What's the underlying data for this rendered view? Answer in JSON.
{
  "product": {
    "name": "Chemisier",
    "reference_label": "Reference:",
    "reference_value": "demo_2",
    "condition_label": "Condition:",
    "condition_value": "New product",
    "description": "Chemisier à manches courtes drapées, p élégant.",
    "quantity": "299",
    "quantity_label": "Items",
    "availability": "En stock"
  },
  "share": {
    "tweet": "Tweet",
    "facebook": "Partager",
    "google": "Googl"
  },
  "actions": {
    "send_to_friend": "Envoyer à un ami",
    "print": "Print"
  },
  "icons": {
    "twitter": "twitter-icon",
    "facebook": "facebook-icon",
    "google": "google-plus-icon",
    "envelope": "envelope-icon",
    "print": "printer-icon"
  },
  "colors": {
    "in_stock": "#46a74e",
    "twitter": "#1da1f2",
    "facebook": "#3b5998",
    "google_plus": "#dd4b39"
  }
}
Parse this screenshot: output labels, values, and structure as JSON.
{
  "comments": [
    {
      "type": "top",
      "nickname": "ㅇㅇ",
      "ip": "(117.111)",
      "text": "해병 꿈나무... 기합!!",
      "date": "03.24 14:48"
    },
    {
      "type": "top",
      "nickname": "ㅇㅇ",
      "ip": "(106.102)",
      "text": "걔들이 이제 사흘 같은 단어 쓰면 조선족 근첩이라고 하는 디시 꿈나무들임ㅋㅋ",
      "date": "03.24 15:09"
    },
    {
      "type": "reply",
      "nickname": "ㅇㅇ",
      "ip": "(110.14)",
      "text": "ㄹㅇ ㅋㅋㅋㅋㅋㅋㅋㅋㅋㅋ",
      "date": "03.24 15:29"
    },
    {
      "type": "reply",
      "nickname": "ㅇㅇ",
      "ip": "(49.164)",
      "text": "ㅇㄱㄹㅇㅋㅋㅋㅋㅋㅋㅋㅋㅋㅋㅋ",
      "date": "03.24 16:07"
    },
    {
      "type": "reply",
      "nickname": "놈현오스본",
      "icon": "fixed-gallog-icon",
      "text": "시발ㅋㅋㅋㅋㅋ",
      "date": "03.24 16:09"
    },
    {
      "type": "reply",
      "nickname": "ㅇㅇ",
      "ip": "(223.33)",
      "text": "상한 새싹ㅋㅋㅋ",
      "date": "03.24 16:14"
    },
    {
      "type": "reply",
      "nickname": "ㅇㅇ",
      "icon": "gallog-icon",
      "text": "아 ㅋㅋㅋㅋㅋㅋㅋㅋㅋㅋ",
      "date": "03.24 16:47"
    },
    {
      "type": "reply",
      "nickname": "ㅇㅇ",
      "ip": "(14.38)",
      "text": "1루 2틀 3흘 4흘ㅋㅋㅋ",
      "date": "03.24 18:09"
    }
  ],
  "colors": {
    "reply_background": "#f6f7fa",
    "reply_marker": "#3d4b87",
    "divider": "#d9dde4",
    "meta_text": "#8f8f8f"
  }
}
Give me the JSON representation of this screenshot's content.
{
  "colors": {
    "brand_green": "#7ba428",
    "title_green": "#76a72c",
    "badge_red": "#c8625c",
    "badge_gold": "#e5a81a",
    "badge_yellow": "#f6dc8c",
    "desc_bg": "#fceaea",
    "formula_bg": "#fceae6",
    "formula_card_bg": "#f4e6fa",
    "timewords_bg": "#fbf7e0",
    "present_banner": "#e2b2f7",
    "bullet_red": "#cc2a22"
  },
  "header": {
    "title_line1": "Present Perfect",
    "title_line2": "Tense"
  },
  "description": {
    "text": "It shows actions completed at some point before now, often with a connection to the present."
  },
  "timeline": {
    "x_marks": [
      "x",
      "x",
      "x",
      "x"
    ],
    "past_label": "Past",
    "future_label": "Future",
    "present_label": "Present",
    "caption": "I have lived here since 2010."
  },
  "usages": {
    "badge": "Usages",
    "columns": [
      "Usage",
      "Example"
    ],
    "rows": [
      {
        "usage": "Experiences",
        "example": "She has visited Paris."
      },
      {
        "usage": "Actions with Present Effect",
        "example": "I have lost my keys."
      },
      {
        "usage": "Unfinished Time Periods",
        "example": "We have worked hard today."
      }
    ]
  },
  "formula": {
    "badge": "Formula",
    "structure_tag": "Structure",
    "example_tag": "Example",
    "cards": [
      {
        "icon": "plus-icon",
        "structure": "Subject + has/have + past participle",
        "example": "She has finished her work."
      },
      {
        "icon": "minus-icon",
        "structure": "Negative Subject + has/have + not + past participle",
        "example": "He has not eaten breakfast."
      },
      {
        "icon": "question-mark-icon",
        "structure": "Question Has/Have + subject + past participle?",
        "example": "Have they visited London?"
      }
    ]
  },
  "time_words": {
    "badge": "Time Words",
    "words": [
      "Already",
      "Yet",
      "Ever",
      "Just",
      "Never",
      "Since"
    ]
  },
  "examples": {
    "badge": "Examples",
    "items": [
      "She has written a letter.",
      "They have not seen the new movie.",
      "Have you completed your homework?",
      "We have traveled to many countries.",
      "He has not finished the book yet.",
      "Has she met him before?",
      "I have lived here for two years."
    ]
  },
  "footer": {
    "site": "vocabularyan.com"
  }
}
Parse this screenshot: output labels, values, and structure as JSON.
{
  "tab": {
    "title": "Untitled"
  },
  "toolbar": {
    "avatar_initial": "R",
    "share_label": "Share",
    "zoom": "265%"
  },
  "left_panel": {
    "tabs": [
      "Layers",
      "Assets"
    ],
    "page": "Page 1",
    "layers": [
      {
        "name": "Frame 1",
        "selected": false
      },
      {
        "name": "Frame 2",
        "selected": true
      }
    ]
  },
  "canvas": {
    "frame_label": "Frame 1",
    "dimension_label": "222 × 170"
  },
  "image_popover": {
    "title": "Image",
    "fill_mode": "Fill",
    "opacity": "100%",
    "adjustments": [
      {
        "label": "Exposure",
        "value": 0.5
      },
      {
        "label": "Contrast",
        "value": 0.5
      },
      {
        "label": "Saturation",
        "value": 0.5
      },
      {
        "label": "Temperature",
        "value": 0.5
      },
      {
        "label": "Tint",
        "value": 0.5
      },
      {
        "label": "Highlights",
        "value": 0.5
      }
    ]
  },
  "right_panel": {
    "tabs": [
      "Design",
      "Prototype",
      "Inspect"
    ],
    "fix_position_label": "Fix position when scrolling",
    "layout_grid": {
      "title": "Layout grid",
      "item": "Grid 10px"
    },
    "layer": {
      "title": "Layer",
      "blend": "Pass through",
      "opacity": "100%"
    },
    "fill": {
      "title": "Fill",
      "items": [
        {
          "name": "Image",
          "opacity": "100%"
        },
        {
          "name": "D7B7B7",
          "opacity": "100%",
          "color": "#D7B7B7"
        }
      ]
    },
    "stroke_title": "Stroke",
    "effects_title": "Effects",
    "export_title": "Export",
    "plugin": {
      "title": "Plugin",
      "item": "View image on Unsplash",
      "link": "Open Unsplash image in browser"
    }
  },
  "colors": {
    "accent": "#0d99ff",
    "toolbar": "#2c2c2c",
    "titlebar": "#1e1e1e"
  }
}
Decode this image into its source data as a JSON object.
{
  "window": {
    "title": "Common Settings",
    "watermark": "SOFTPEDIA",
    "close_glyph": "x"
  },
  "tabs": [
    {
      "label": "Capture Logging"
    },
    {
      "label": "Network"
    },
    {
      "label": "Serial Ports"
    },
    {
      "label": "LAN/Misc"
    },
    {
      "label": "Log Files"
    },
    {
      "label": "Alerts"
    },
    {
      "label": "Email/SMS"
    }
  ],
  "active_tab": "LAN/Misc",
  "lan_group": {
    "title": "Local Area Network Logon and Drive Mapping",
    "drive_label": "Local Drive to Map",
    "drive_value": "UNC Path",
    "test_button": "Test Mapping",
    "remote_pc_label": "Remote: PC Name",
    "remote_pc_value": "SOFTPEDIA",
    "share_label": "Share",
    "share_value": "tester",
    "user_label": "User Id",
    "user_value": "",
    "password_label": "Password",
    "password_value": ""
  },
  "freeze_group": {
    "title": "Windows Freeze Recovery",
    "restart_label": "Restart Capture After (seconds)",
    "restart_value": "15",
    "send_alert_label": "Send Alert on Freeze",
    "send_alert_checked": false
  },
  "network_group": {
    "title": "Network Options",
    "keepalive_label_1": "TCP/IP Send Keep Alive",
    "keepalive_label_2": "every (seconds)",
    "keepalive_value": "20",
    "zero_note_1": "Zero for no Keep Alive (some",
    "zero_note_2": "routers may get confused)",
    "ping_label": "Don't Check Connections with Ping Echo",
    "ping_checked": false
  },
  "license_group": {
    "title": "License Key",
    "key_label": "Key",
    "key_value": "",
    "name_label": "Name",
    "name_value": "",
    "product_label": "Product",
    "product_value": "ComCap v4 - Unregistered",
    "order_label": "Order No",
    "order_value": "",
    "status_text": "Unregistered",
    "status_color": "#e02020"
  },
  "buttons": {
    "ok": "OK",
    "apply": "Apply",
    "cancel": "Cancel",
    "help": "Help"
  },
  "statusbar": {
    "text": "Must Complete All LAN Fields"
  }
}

Set exercise: Using the material above, work out how many lines contain the string "visited". Give that number alone.

Response to this exercise: 2